- [Given problem] Output all of the entries exactly as written.

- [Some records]
====

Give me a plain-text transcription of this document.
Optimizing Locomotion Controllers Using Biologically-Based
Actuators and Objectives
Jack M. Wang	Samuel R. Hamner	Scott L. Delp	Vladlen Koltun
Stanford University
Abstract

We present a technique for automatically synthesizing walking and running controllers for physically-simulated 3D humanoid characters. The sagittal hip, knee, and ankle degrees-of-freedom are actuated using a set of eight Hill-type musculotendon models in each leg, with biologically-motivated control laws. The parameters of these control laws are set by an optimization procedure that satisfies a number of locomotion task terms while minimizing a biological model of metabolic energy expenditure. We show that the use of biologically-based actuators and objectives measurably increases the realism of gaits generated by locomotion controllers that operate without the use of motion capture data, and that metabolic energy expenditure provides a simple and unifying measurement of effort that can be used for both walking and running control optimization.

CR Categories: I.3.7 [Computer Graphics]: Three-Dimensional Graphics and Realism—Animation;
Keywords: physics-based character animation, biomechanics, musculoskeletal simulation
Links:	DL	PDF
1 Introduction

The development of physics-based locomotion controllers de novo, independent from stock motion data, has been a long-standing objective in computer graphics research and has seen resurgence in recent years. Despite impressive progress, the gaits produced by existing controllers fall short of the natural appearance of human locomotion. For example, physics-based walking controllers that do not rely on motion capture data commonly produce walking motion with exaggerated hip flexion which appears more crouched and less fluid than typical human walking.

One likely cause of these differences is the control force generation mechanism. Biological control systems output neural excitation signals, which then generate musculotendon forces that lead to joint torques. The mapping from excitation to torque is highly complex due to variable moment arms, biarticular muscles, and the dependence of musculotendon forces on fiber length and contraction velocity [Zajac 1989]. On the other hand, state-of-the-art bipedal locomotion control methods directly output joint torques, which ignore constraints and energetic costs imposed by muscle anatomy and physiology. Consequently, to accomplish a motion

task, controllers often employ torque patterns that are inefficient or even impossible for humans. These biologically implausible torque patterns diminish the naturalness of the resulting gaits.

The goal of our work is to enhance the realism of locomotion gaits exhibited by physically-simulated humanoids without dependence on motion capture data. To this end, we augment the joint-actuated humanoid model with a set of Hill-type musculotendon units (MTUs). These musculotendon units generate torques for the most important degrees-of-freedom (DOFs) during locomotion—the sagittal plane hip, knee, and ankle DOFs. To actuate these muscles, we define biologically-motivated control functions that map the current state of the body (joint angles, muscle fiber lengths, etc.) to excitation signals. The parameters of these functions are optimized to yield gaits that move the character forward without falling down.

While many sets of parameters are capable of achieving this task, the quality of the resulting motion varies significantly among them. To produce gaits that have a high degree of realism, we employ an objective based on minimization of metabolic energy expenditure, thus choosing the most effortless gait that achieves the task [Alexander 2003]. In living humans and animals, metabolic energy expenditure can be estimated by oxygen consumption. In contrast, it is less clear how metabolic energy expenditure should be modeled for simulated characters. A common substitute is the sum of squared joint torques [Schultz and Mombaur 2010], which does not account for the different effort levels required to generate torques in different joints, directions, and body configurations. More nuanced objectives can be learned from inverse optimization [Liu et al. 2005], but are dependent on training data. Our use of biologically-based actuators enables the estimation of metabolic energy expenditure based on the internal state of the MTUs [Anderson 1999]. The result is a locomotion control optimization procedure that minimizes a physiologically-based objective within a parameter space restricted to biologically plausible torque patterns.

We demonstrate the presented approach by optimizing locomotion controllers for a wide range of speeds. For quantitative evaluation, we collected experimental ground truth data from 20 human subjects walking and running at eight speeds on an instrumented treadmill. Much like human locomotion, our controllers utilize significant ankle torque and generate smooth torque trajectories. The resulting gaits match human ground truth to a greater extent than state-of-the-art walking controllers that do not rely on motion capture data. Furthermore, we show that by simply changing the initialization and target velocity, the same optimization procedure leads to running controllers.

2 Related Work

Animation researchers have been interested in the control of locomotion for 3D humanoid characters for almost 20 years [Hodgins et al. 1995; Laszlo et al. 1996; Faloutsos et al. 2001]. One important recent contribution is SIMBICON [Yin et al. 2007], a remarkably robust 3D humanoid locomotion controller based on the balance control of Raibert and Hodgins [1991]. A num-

====

- [Final result]
Give me a plain-text transcription of this document.
Optimizing Locomotion Controllers Using Biologically-Based
Actuators and Objectives
Jack M. Wang	Samuel R. Hamner	Scott L. Delp	Vladlen Koltun
Stanford University
Abstract

We present a technique for automatically synthesizing walking and running controllers for physically-simulated 3D humanoid characters. The sagittal hip, knee, and ankle degrees-of-freedom are actuated using a set of eight Hill-type musculotendon models in each leg, with biologically-motivated control laws. The parameters of these control laws are set by an optimization procedure that satisfies a number of locomotion task terms while minimizing a biological model of metabolic energy expenditure. We show that the use of biologically-based actuators and objectives measurably increases the realism of gaits generated by locomotion controllers that operate without the use of motion capture data, and that metabolic energy expenditure provides a simple and unifying measurement of effort that can be used for both walking and running control optimization.

CR Categories: I.3.7 [Computer Graphics]: Three-Dimensional Graphics and Realism—Animation;
Keywords: physics-based character animation, biomechanics, musculoskeletal simulation
Links:	DL	PDF
1 Introduction

The development of physics-based locomotion controllers de novo, independent from stock motion data, has been a long-standing objective in computer graphics research and has seen resurgence in recent years. Despite impressive progress, the gaits produced by existing controllers fall short of the natural appearance of human locomotion. For example, physics-based walking controllers that do not rely on motion capture data commonly produce walking motion with exaggerated hip flexion which appears more crouched and less fluid than typical human walking.

One likely cause of these differences is the control force generation mechanism. Biological control systems output neural excitation signals, which then generate musculotendon forces that lead to joint torques. The mapping from excitation to torque is highly complex due to variable moment arms, biarticular muscles, and the dependence of musculotendon forces on fiber length and contraction velocity [Zajac 1989]. On the other hand, state-of-the-art bipedal locomotion control methods directly output joint torques, which ignore constraints and energetic costs imposed by muscle anatomy and physiology. Consequently, to accomplish a motion

task, controllers often employ torque patterns that are inefficient or even impossible for humans. These biologically implausible torque patterns diminish the naturalness of the resulting gaits.

The goal of our work is to enhance the realism of locomotion gaits exhibited by physically-simulated humanoids without dependence on motion capture data. To this end, we augment the joint-actuated humanoid model with a set of Hill-type musculotendon units (MTUs). These musculotendon units generate torques for the most important degrees-of-freedom (DOFs) during locomotion—the sagittal plane hip, knee, and ankle DOFs. To actuate these muscles, we define biologically-motivated control functions that map the current state of the body (joint angles, muscle fiber lengths, etc.) to excitation signals. The parameters of these functions are optimized to yield gaits that move the character forward without falling down.

While many sets of parameters are capable of achieving this task, the quality of the resulting motion varies significantly among them. To produce gaits that have a high degree of realism, we employ an objective based on minimization of metabolic energy expenditure, thus choosing the most effortless gait that achieves the task [Alexander 2003]. In living humans and animals, metabolic energy expenditure can be estimated by oxygen consumption. In contrast, it is less clear how metabolic energy expenditure should be modeled for simulated characters. A common substitute is the sum of squared joint torques [Schultz and Mombaur 2010], which does not account for the different effort levels required to generate torques in different joints, directions, and body configurations. More nuanced objectives can be learned from inverse optimization [Liu et al. 2005], but are dependent on training data. Our use of biologically-based actuators enables the estimation of metabolic energy expenditure based on the internal state of the MTUs [Anderson 1999]. The result is a locomotion control optimization procedure that minimizes a physiologically-based objective within a parameter space restricted to biologically plausible torque patterns.

We demonstrate the presented approach by optimizing locomotion controllers for a wide range of speeds. For quantitative evaluation, we collected experimental ground truth data from 20 human subjects walking and running at eight speeds on an instrumented treadmill. Much like human locomotion, our controllers utilize significant ankle torque and generate smooth torque trajectories. The resulting gaits match human ground truth to a greater extent than state-of-the-art walking controllers that do not rely on motion capture data. Furthermore, we show that by simply changing the initialization and target velocity, the same optimization procedure leads to running controllers.

2 Related Work

Animation researchers have been interested in the control of locomotion for 3D humanoid characters for almost 20 years [Hodgins et al. 1995; Laszlo et al. 1996; Faloutsos et al. 2001]. One important recent contribution is SIMBICON [Yin et al. 2007], a remarkably robust 3D humanoid locomotion controller based on the balance control of Raibert and Hodgins [1991]. A num-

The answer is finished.